### TASK
Using the listing below, extract each line that has the word "forecast" in it.

Chart and figure data:
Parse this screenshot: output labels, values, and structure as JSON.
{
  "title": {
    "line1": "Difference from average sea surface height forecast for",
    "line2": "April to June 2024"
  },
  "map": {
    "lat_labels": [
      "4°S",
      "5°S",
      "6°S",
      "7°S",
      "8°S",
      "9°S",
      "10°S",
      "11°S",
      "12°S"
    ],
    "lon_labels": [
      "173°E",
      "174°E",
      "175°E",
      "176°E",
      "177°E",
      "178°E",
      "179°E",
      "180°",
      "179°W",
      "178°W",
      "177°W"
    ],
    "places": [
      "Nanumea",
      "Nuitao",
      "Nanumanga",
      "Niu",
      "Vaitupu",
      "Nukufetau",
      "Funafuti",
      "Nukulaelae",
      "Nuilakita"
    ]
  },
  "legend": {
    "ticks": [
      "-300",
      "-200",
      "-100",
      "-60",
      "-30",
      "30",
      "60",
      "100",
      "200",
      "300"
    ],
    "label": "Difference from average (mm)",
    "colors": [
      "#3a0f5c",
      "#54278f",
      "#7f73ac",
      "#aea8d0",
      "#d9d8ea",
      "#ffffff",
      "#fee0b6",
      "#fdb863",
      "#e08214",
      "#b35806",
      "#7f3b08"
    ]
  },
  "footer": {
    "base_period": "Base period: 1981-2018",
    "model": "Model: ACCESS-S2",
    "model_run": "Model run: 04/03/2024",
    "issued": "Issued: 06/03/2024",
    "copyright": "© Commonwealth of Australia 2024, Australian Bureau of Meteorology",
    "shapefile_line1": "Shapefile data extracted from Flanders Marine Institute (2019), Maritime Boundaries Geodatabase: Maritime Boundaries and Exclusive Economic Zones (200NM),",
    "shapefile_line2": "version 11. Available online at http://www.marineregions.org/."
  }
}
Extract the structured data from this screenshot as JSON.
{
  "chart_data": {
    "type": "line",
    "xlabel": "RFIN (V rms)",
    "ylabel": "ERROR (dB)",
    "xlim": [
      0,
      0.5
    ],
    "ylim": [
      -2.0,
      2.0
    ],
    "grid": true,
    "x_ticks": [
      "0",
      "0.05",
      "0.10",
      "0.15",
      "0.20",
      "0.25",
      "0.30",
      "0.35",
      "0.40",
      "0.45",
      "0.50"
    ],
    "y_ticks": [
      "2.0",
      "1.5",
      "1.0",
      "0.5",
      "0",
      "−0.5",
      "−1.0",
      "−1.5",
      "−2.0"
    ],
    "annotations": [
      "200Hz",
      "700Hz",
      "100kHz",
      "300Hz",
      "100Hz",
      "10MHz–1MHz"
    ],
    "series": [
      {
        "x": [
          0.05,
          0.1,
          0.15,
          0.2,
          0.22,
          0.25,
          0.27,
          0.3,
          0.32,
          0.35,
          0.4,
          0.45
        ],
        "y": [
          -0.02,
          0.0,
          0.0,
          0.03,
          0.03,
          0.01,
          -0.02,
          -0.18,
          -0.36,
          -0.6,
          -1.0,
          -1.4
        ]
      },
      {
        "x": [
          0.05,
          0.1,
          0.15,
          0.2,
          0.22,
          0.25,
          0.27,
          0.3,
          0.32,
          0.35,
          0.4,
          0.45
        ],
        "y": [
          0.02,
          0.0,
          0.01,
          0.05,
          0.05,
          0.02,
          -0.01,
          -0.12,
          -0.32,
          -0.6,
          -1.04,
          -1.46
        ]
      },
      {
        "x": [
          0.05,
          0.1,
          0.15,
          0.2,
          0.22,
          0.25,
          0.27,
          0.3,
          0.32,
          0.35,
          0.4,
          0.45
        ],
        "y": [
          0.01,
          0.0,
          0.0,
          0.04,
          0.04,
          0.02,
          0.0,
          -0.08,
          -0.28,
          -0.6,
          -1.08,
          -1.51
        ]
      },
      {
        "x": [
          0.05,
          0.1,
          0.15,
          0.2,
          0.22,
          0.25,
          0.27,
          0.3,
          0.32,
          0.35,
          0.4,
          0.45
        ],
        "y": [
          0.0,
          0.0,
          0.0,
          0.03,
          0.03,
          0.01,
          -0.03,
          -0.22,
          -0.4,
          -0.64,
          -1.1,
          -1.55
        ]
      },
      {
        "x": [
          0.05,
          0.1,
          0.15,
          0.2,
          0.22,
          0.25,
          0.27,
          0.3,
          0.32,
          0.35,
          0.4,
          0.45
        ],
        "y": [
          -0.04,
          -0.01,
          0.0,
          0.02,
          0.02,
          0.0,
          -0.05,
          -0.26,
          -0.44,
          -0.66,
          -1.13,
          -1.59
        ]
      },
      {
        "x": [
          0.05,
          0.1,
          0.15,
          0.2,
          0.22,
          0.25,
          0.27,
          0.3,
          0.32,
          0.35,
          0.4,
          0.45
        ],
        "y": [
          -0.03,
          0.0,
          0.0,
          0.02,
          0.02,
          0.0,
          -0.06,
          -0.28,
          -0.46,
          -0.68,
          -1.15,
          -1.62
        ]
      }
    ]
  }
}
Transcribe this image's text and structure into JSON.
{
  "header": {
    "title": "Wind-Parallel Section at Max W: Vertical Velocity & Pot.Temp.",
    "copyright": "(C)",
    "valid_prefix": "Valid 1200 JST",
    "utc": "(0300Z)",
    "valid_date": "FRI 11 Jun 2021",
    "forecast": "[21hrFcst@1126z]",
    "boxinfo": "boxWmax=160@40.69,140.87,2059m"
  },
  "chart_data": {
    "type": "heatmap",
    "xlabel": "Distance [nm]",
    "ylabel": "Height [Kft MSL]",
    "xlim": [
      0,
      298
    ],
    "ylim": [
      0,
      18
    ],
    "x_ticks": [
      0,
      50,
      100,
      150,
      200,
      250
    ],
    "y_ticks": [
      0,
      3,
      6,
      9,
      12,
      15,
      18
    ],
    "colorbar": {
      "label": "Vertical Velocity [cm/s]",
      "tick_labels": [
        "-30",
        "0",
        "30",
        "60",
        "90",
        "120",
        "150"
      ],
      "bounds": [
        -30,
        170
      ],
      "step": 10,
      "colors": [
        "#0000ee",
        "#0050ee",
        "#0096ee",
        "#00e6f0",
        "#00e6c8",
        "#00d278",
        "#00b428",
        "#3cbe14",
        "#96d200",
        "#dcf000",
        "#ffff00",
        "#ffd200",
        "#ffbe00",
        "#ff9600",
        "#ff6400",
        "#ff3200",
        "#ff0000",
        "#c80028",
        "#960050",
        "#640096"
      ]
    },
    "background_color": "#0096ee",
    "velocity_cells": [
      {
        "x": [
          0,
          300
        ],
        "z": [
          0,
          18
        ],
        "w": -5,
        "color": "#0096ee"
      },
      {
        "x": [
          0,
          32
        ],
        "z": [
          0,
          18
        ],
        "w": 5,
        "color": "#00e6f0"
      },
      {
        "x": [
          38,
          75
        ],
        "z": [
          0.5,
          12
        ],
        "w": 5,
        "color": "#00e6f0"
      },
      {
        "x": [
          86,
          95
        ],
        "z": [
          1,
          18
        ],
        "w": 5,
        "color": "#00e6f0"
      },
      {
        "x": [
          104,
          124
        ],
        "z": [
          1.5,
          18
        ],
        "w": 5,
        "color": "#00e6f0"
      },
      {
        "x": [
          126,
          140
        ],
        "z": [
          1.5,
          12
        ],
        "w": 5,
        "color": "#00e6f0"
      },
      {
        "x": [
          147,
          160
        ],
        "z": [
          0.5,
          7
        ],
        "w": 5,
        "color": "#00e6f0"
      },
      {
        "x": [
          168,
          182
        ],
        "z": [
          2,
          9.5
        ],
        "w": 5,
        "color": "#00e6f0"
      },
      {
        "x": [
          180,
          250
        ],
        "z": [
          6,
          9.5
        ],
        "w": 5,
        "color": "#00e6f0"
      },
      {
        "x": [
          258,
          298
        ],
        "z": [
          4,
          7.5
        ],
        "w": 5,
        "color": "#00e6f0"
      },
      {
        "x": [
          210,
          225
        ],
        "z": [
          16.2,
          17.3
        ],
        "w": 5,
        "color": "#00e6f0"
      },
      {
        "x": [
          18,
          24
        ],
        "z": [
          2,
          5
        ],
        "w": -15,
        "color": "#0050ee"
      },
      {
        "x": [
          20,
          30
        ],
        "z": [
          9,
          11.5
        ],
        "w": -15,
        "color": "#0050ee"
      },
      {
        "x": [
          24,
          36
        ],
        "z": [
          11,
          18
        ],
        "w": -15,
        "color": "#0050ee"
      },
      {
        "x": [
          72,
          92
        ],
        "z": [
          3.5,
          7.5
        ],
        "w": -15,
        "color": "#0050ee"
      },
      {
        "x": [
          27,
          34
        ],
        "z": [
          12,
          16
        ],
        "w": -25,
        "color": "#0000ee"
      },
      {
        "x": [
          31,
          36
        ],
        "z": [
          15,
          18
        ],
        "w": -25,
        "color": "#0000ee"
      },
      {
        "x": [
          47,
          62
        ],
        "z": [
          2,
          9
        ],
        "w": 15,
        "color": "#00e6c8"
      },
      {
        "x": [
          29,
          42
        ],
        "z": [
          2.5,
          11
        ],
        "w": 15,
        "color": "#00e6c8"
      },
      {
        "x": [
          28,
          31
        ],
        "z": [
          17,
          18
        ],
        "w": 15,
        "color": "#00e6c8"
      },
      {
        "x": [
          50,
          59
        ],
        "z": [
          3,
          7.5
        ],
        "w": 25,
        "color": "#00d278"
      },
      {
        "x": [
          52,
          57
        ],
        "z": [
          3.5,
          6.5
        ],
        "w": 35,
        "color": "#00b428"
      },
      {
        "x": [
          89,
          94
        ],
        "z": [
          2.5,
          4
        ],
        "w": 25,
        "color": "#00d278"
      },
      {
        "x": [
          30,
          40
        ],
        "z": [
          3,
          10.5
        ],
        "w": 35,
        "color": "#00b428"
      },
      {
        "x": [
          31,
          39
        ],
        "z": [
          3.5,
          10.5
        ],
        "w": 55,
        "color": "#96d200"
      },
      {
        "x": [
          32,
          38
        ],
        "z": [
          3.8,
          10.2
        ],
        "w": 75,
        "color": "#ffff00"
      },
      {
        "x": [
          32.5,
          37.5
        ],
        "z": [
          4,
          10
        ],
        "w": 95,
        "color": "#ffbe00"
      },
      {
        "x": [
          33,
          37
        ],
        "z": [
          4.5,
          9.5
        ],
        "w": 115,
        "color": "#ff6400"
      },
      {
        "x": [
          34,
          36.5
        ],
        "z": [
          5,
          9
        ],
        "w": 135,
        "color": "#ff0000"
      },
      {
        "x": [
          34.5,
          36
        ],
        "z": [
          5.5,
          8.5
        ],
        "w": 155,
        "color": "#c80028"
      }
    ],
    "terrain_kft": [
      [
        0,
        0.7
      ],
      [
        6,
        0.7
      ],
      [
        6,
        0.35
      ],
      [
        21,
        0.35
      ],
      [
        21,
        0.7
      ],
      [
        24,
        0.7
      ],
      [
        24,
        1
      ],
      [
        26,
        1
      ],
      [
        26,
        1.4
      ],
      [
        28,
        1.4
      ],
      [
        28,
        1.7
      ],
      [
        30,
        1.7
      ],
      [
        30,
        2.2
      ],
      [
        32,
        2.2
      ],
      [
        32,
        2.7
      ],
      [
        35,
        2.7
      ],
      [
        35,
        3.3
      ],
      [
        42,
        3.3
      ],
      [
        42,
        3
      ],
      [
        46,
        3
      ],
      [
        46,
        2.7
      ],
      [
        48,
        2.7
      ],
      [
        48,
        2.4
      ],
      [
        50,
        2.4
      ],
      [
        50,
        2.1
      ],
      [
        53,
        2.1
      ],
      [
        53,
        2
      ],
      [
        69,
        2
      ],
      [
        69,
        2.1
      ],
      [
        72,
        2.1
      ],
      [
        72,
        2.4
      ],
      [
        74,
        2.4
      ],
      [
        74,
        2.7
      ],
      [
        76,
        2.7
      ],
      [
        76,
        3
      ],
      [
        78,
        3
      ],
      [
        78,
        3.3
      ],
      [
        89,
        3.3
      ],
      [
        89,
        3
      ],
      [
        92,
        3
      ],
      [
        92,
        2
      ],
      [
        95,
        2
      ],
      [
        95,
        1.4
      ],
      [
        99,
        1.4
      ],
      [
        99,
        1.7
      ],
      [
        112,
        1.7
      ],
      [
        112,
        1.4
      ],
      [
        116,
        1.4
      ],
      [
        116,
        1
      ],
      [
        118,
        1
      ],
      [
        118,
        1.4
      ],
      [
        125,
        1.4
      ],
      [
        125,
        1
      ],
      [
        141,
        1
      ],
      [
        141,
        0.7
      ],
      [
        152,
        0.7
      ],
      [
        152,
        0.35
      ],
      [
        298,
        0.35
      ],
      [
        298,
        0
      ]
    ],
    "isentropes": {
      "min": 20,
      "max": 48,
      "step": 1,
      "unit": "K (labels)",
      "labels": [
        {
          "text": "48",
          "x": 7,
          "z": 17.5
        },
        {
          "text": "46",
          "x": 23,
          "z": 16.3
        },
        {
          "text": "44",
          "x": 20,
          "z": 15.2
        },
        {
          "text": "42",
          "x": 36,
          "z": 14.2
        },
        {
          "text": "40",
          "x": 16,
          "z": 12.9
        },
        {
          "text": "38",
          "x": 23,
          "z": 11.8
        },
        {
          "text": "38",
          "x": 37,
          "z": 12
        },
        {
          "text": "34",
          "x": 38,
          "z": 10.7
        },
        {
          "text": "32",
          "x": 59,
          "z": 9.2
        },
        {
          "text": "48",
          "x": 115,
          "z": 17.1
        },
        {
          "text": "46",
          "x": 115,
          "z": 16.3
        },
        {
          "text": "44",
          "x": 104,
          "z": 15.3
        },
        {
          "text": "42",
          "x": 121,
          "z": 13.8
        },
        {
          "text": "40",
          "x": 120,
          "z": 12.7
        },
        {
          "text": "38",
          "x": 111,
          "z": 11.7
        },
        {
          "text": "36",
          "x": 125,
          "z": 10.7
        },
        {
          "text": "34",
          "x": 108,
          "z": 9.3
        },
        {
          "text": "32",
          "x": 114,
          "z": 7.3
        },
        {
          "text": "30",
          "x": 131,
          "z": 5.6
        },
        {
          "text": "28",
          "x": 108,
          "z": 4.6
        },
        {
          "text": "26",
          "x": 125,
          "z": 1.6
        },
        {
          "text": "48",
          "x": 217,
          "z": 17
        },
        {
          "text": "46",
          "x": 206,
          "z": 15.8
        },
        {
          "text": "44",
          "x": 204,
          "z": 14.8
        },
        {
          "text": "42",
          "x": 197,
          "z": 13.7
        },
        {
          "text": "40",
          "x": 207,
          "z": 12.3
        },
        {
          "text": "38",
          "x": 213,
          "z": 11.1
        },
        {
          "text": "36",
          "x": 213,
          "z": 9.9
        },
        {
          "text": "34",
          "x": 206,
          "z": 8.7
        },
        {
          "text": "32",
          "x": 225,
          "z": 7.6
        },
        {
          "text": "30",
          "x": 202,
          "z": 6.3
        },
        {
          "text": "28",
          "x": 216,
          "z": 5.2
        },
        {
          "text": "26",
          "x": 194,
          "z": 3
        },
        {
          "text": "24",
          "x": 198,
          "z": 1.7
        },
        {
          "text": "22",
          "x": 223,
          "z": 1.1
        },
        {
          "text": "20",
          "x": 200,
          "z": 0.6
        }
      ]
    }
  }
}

### SOLUTION TO THIS PROBLEM
    "line1": "Difference from average sea surface height forecast for",
    "forecast": "[21hrFcst@1126z]",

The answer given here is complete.